= REQUIREMENT =
In the listing below, pick out lines with "xlabel".

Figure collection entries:
****************************************
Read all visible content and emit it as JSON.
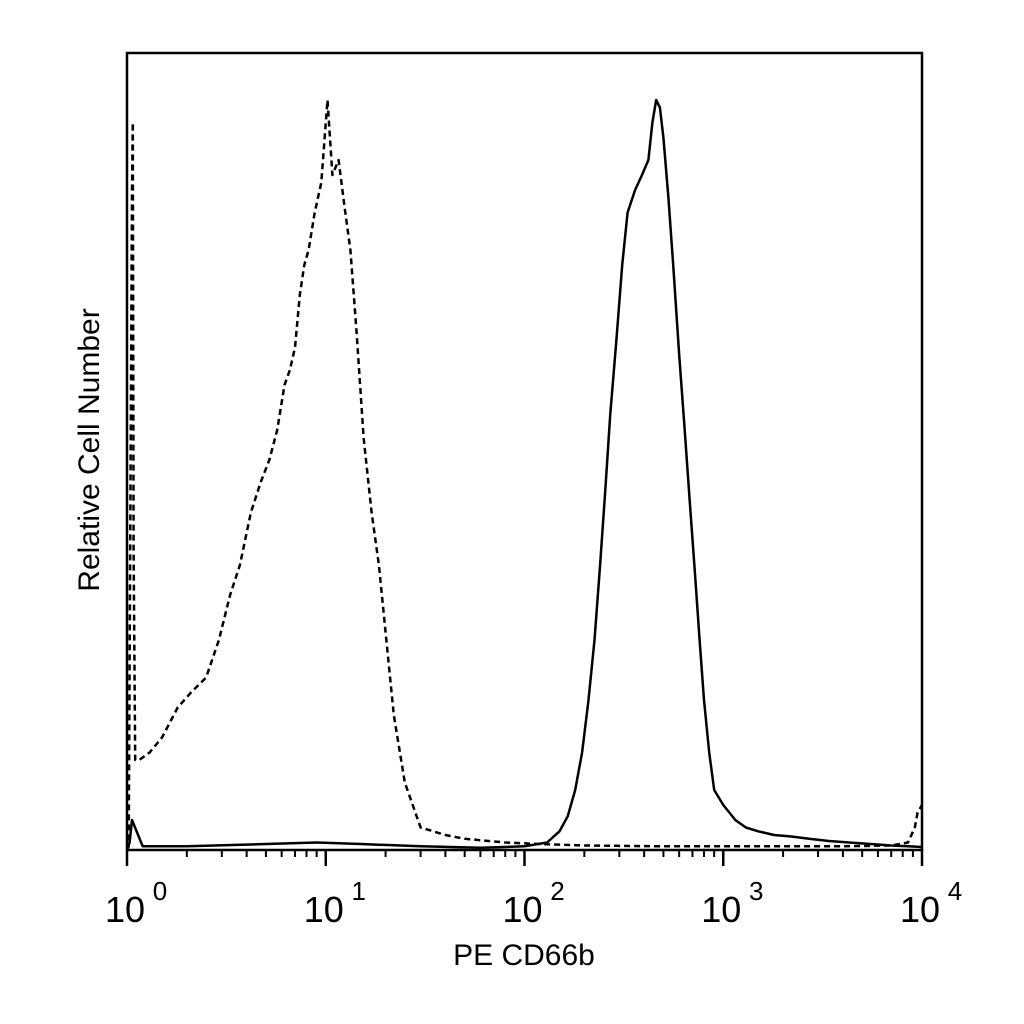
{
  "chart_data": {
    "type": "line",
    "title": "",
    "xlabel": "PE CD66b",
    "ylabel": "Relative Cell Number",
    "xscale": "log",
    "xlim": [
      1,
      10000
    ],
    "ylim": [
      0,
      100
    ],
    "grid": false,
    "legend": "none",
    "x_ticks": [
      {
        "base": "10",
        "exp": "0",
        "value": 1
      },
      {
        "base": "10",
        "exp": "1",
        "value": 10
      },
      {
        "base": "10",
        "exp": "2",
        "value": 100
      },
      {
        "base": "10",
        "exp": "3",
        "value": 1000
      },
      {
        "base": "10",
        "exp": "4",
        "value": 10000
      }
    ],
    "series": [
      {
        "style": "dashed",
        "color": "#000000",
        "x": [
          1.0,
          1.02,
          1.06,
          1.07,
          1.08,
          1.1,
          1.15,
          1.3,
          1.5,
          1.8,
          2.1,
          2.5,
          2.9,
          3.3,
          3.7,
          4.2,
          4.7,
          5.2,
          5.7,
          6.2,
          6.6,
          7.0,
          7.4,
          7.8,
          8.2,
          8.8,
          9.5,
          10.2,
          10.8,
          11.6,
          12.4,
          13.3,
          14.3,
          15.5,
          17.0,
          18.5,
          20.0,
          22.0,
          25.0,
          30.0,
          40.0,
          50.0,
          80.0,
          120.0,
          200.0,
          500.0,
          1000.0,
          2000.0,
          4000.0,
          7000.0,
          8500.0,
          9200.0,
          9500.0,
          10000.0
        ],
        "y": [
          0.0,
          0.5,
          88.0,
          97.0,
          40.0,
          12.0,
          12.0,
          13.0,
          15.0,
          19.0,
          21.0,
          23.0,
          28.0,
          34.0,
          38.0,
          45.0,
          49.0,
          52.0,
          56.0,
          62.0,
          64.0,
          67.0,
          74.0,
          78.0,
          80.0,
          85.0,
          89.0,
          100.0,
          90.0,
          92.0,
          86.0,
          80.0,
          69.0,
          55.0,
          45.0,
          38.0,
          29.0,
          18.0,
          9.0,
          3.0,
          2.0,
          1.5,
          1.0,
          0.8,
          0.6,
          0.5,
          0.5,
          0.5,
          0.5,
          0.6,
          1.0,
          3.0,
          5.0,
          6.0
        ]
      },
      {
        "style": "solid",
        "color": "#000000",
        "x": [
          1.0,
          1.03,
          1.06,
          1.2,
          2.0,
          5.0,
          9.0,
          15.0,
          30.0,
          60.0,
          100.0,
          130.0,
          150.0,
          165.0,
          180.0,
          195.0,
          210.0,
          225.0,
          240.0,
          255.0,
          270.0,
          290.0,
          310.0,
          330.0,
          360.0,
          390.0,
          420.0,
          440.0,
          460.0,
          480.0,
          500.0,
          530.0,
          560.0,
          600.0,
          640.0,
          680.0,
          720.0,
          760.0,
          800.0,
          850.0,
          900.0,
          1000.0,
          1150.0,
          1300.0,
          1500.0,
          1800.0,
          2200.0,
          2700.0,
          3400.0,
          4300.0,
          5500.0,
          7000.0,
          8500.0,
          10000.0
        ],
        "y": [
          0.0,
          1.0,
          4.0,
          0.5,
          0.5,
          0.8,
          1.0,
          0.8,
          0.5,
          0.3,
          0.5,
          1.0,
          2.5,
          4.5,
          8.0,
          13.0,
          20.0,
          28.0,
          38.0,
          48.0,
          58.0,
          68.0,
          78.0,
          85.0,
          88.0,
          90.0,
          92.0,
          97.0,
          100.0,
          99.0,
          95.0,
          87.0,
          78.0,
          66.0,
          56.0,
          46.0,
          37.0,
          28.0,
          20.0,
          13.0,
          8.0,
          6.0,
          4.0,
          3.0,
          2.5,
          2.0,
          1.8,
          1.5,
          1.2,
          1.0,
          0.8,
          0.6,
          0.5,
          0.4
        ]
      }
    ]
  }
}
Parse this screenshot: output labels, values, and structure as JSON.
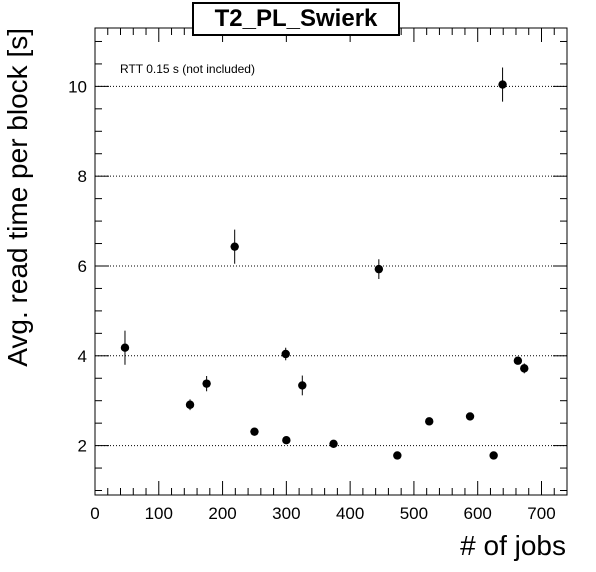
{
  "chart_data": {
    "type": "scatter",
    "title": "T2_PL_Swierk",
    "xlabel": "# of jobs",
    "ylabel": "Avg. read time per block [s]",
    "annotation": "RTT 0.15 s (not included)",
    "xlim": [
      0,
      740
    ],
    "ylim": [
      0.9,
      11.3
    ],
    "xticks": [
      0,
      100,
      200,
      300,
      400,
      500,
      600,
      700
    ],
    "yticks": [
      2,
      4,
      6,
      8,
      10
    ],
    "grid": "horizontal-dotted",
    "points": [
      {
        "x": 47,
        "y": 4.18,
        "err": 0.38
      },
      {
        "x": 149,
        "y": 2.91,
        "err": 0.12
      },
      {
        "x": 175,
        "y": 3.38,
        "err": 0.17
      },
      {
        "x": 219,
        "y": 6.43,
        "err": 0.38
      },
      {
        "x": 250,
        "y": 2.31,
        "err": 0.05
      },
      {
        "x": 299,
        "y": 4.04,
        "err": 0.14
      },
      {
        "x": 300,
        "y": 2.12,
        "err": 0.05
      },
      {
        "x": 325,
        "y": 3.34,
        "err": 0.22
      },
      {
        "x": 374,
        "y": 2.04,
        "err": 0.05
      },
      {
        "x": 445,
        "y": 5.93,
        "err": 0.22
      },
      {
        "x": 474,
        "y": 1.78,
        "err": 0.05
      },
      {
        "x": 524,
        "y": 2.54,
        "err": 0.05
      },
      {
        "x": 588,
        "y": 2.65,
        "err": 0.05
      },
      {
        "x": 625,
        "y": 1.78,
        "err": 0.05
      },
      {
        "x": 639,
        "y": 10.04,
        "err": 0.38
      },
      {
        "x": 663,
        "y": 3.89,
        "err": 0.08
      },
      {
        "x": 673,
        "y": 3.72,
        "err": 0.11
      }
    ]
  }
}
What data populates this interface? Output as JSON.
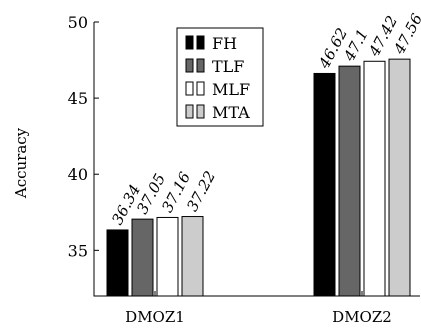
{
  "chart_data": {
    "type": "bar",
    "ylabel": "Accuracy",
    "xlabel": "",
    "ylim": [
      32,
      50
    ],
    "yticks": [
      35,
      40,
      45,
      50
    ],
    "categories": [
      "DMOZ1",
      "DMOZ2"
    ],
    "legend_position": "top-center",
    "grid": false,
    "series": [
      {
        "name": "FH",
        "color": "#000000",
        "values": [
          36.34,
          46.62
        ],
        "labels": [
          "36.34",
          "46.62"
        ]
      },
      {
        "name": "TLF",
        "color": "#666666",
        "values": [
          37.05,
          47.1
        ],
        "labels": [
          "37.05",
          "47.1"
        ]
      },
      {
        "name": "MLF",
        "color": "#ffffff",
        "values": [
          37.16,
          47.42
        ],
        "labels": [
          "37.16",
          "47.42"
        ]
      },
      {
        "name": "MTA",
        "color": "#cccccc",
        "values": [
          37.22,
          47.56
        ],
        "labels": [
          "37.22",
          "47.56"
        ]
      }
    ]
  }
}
****************************************
= FINAL RESULT =
    "xlabel": "PE CD66b",
    "xlabel": "# of jobs",
    "xlabel": "",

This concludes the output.